EXERCISE DATA >>
☆ ☆ ☆

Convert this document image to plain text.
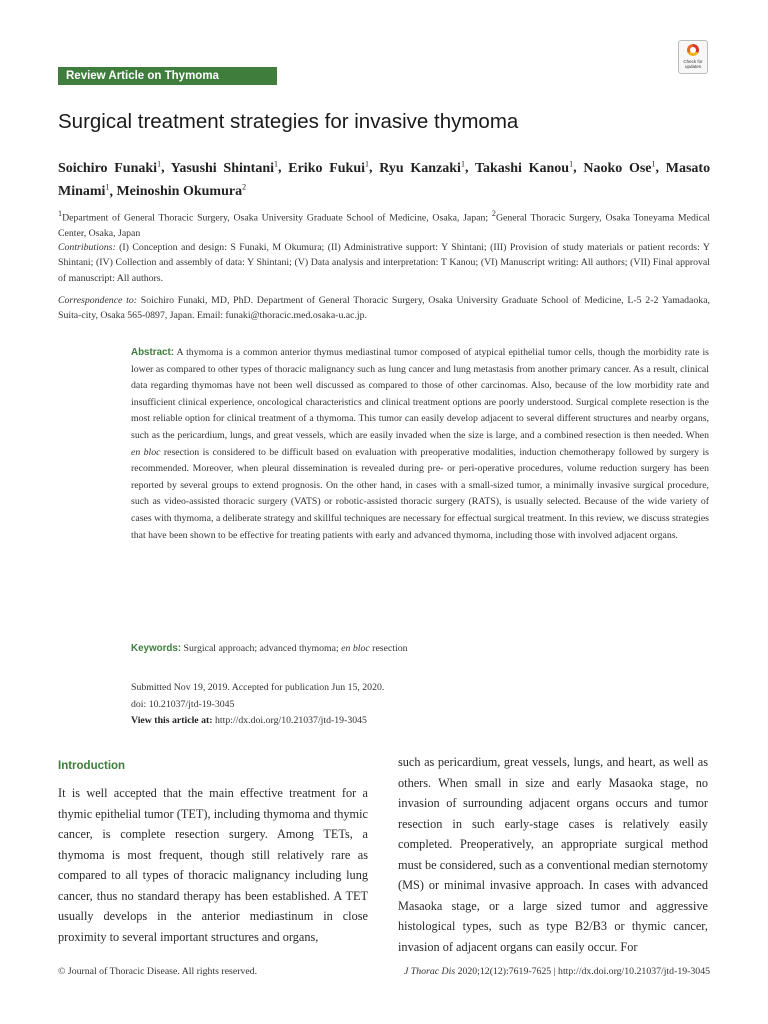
Review Article on Thymoma
Check for updates
Surgical treatment strategies for invasive thymoma
Soichiro Funaki$^1$, Yasushi Shintani$^1$, Eriko Fukui$^1$, Ryu Kanzaki$^1$, Takashi Kanou$^1$, Naoko Ose$^1$, Masato Minami$^1$, Meinoshin Okumura$^2$
$^1$Department of General Thoracic Surgery, Osaka University Graduate School of Medicine, Osaka, Japan; $^2$General Thoracic Surgery, Osaka Toneyama Medical Center, Osaka, Japan
Contributions: (I) Conception and design: S Funaki, M Okumura; (II) Administrative support: Y Shintani; (III) Provision of study materials or patient records: Y Shintani; (IV) Collection and assembly of data: Y Shintani; (V) Data analysis and interpretation: T Kanou; (VI) Manuscript writing: All authors; (VII) Final approval of manuscript: All authors.
Correspondence to: Soichiro Funaki, MD, PhD. Department of General Thoracic Surgery, Osaka University Graduate School of Medicine, L-5 2-2 Yamadaoka, Suita-city, Osaka 565-0897, Japan. Email: funaki@thoracic.med.osaka-u.ac.jp.
Abstract: A thymoma is a common anterior thymus mediastinal tumor composed of atypical epithelial tumor cells, though the morbidity rate is lower as compared to other types of thoracic malignancy such as lung cancer and lung metastasis from another primary cancer. As a result, clinical data regarding thymomas have not been well discussed as compared to those of other carcinomas. Also, because of the low morbidity rate and insufficient clinical experience, oncological characteristics and clinical treatment options are poorly understood. Surgical complete resection is the most reliable option for clinical treatment of a thymoma. This tumor can easily develop adjacent to several different structures and nearby organs, such as the pericardium, lungs, and great vessels, which are easily invaded when the size is large, and a combined resection is then needed. When en bloc resection is considered to be difficult based on evaluation with preoperative modalities, induction chemotherapy followed by surgery is recommended. Moreover, when pleural dissemination is revealed during pre- or peri-operative procedures, volume reduction surgery has been reported by several groups to extend prognosis. On the other hand, in cases with a small-sized tumor, a minimally invasive surgical procedure, such as video-assisted thoracic surgery (VATS) or robotic-assisted thoracic surgery (RATS), is usually selected. Because of the wide variety of cases with thymoma, a deliberate strategy and skillful techniques are necessary for effectual surgical treatment. In this review, we discuss strategies that have been shown to be effective for treating patients with early and advanced thymoma, including those with involved adjacent organs.
Keywords: Surgical approach; advanced thymoma; en bloc resection
Submitted Nov 19, 2019. Accepted for publication Jun 15, 2020.
doi: 10.21037/jtd-19-3045
View this article at: http://dx.doi.org/10.21037/jtd-19-3045
Introduction
It is well accepted that the main effective treatment for a thymic epithelial tumor (TET), including thymoma and thymic cancer, is complete resection surgery. Among TETs, a thymoma is most frequent, though still relatively rare as compared to all types of thoracic malignancy including lung cancer, thus no standard therapy has been established. A TET usually develops in the anterior mediastinum in close proximity to several important structures and organs,
such as pericardium, great vessels, lungs, and heart, as well as others. When small in size and early Masaoka stage, no invasion of surrounding adjacent organs occurs and tumor resection in such early-stage cases is relatively easily completed. Preoperatively, an appropriate surgical method must be considered, such as a conventional median sternotomy (MS) or minimal invasive approach. In cases with advanced Masaoka stage, or a large sized tumor and aggressive histological types, such as type B2/B3 or thymic cancer, invasion of adjacent organs can easily occur. For
© Journal of Thoracic Disease. All rights reserved.	J Thorac Dis 2020;12(12):7619-7625 | http://dx.doi.org/10.21037/jtd-19-3045
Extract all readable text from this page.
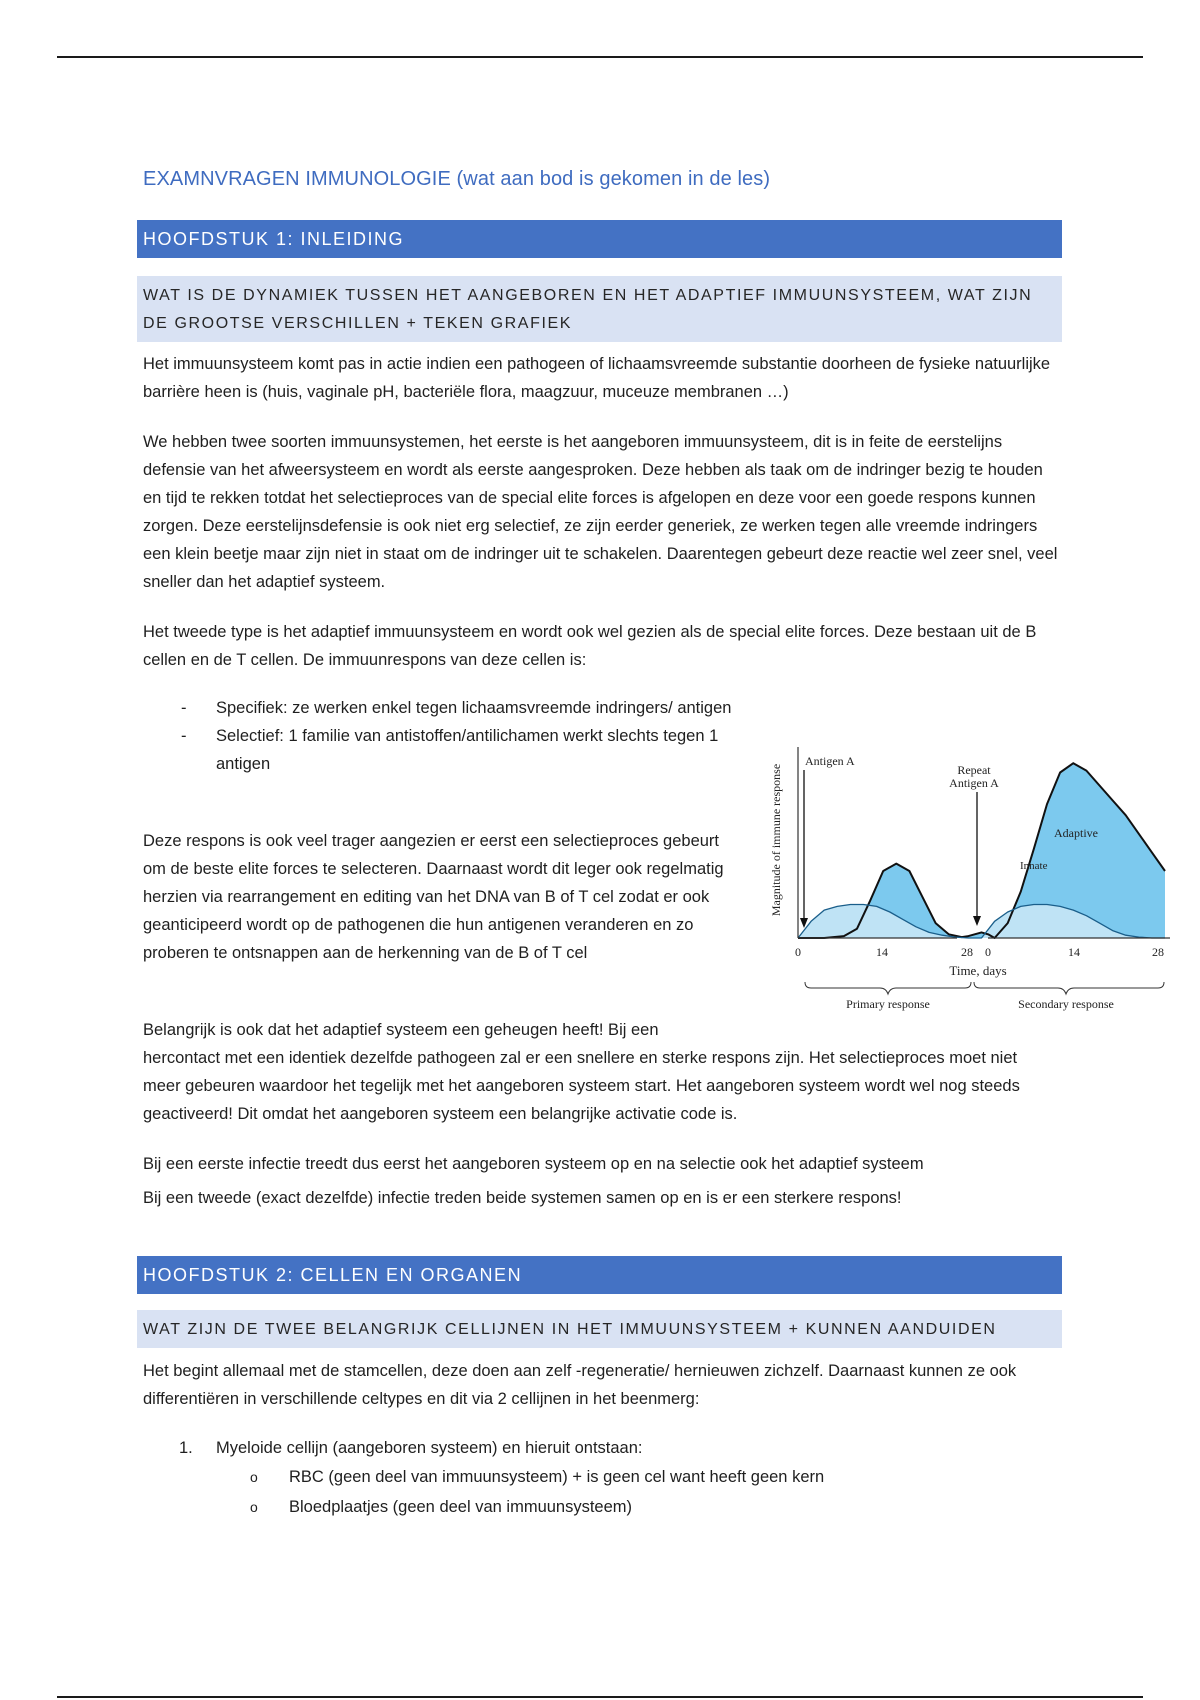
EXAMNVRAGEN IMMUNOLOGIE (wat aan bod is gekomen in de les)
HOOFDSTUK 1: INLEIDING
WAT IS DE DYNAMIEK TUSSEN HET AANGEBOREN EN HET ADAPTIEF IMMUUNSYSTEEM, WAT ZIJN DE GROOTSE VERSCHILLEN + TEKEN GRAFIEK

Het immuunsysteem komt pas in actie indien een pathogeen of lichaamsvreemde substantie doorheen de fysieke natuurlijke barrière heen is (huis, vaginale pH, bacteriële flora, maagzuur, muceuze membranen …)

We hebben twee soorten immuunsystemen, het eerste is het aangeboren immuunsysteem, dit is in feite de eerstelijns defensie van het afweersysteem en wordt als eerste aangesproken. Deze hebben als taak om de indringer bezig te houden en tijd te rekken totdat het selectieproces van de special elite forces is afgelopen en deze voor een goede respons kunnen zorgen. Deze eerstelijnsdefensie is ook niet erg selectief, ze zijn eerder generiek, ze werken tegen alle vreemde indringers een klein beetje maar zijn niet in staat om de indringer uit te schakelen. Daarentegen gebeurt deze reactie wel zeer snel, veel sneller dan het adaptief systeem.

Het tweede type is het adaptief immuunsysteem en wordt ook wel gezien als de special elite forces. Deze bestaan uit de B cellen en de T cellen. De immuunrespons van deze cellen is:

- Specifiek: ze werken enkel tegen lichaamsvreemde indringers/ antigen
- Selectief: 1 familie van antistoffen/antilichamen werkt slechts tegen 1 antigen

Deze respons is ook veel trager aangezien er eerst een selectieproces gebeurt om de beste elite forces te selecteren. Daarnaast wordt dit leger ook regelmatig herzien via rearrangement en editing van het DNA van B of T cel zodat er ook geanticipeerd wordt op de pathogenen die hun antigenen veranderen en zo proberen te ontsnappen aan de herkenning van de B of T cel

Magnitude of immune response
0	14	28 0	14	28
Time, days
Antigen A
Repeat
Antigen A
Adaptive
Innate
Primary response	Secondary response

Belangrijk is ook dat het adaptief systeem een geheugen heeft! Bij een

hercontact met een identiek dezelfde pathogeen zal er een snellere en sterke respons zijn. Het selectieproces moet niet meer gebeuren waardoor het tegelijk met het aangeboren systeem start. Het aangeboren systeem wordt wel nog steeds geactiveerd! Dit omdat het aangeboren systeem een belangrijke activatie code is.

Bij een eerste infectie treedt dus eerst het aangeboren systeem op en na selectie ook het adaptief systeem

Bij een tweede (exact dezelfde) infectie treden beide systemen samen op en is er een sterkere respons!

HOOFDSTUK 2: CELLEN EN ORGANEN
WAT ZIJN DE TWEE BELANGRIJK CELLIJNEN IN HET IMMUUNSYSTEEM + KUNNEN AANDUIDEN

Het begint allemaal met de stamcellen, deze doen aan zelf -regeneratie/ hernieuwen zichzelf. Daarnaast kunnen ze ook differentiëren in verschillende celtypes en dit via 2 cellijnen in het beenmerg:

1. Myeloide cellijn (aangeboren systeem) en hieruit ontstaan:
o RBC (geen deel van immuunsysteem) + is geen cel want heeft geen kern
o Bloedplaatjes (geen deel van immuunsysteem)
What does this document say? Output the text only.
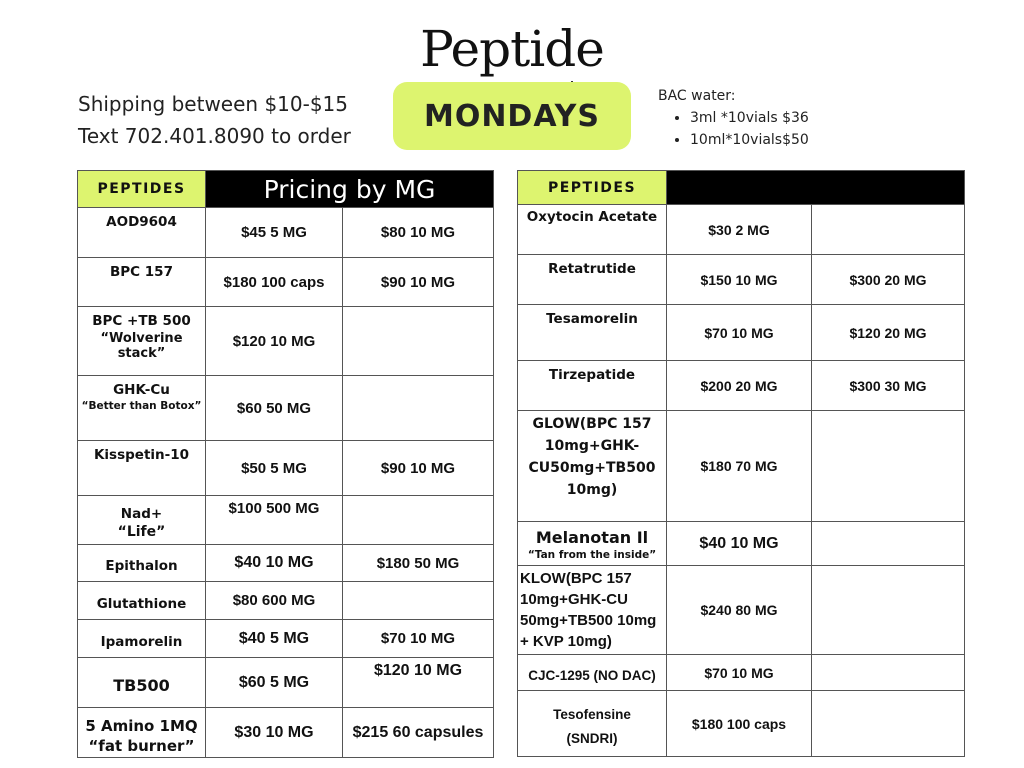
Peptide
MONDAYS
Shipping between $10-$15
Text 702.401.8090 to order
BAC water:
• 3ml *10vials $36
• 10ml*10vials$50
PEPTIDES	Pricing by MG	
AOD9604	$45 5 MG	$80 10 MG
BPC 157	$180 100 caps	$90 10 MG
BPC +TB 500
“Wolverine stack”	$120 10 MG	
GHK-Cu
“Better than Botox”	$60 50 MG	
Kisspetin-10	$50 5 MG	$90 10 MG
Nad+
“Life”	$100 500 MG	
Epithalon	$40 10 MG	$180 50 MG
Glutathione	$80 600 MG	
Ipamorelin	$40 5 MG	$70 10 MG
TB500	$60 5 MG	$120 10 MG
5 Amino 1MQ
“fat burner”	$30 10 MG	$215 60 capsules
PEPTIDES		
Oxytocin Acetate	$30 2 MG	
Retatrutide	$150 10 MG	$300 20 MG
Tesamorelin	$70 10 MG	$120 20 MG
Tirzepatide	$200 20 MG	$300 30 MG
GLOW(BPC 157 10mg+GHK-CU50mg+TB500 10mg)	$180 70 MG	
Melanotan Il
“Tan from the inside”	$40 10 MG	
KLOW(BPC 157 10mg+GHK-CU 50mg+TB500 10mg + KVP 10mg)	$240 80 MG	
CJC-1295 (NO DAC)	$70 10 MG	
Tesofensine
(SNDRI)	$180 100 caps	
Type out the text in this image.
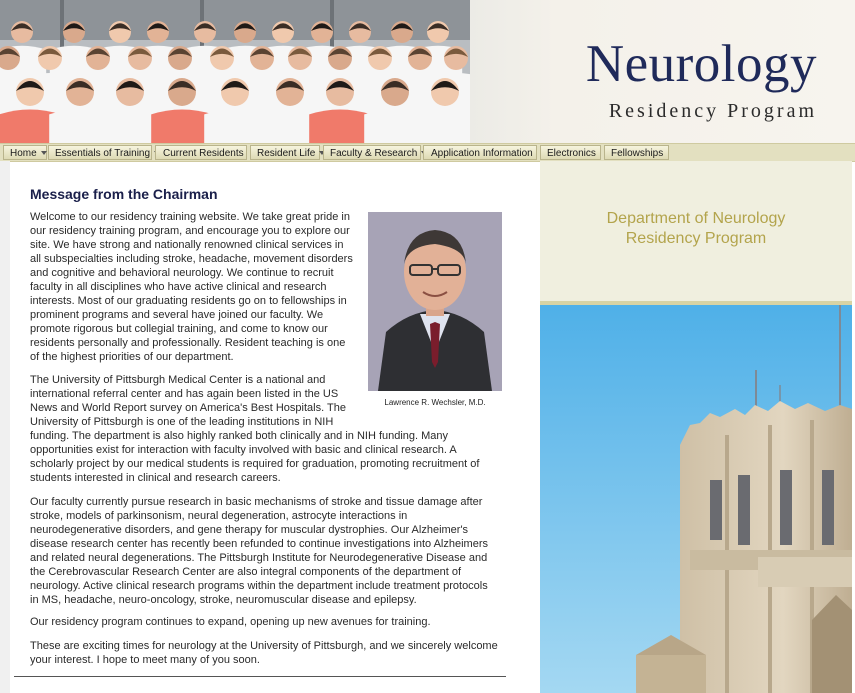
Neurology
Residency Program
Home	Essentials of Training	Current Residents	Resident Life	Faculty & Research	Application Information	Electronics	Fellowships
Message from the Chairman
Welcome to our residency training website. We take great pride in our residency training program, and encourage you to explore our site. We have strong and nationally renowned clinical services in all subspecialties including stroke, headache, movement disorders and cognitive and behavioral neurology. We continue to recruit faculty in all disciplines who have active clinical and research interests. Most of our graduating residents go on to fellowships in prominent programs and several have joined our faculty. We promote rigorous but collegial training, and come to know our residents personally and professionally. Resident teaching is one of the highest priorities of our department.
Lawrence R. Wechsler, M.D.
The University of Pittsburgh Medical Center is a national and international referral center and has again been listed in the US News and World Report survey on America's Best Hospitals. The University of Pittsburgh is one of the leading institutions in NIH
funding. The department is also highly ranked both clinically and in NIH funding. Many opportunities exist for interaction with faculty involved with basic and clinical research. A scholarly project by our medical students is required for graduation, promoting recruitment of students interested in clinical and research careers.
Our faculty currently pursue research in basic mechanisms of stroke and tissue damage after stroke, models of parkinsonism, neural degeneration, astrocyte interactions in neurodegenerative disorders, and gene therapy for muscular dystrophies. Our Alzheimer's disease research center has recently been refunded to continue investigations into Alzheimers and related neural degenerations. The Pittsburgh Institute for Neurodegenerative Disease and the Cerebrovascular Research Center are also integral components of the department of neurology. Active clinical research programs within the department include treatment protocols in MS, headache, neuro-oncology, stroke, neuromuscular disease and epilepsy.
Our residency program continues to expand, opening up new avenues for training.
These are exciting times for neurology at the University of Pittsburgh, and we sincerely welcome your interest. I hope to meet many of you soon.
Department of Neurology
Residency Program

☆ ☆ ☆

TASK OBJECTIVE >>
Would you show all lines of the material above that contain the word "Daarnaast"?

ANSWER SECTION >>
Deze respons is ook veel trager aangezien er eerst een selectieproces gebeurt om de beste elite forces te selecteren. Daarnaast wordt dit leger ook regelmatig herzien via rearrangement en editing van het DNA van B of T cel zodat er ook geanticipeerd wordt op de pathogenen die hun antigenen veranderen en zo proberen te ontsnappen aan de herkenning van de B of T cel
Het begint allemaal met de stamcellen, deze doen aan zelf -regeneratie/ hernieuwen zichzelf. Daarnaast kunnen ze ook differentiëren in verschillende celtypes en dit via 2 cellijnen in het beenmerg:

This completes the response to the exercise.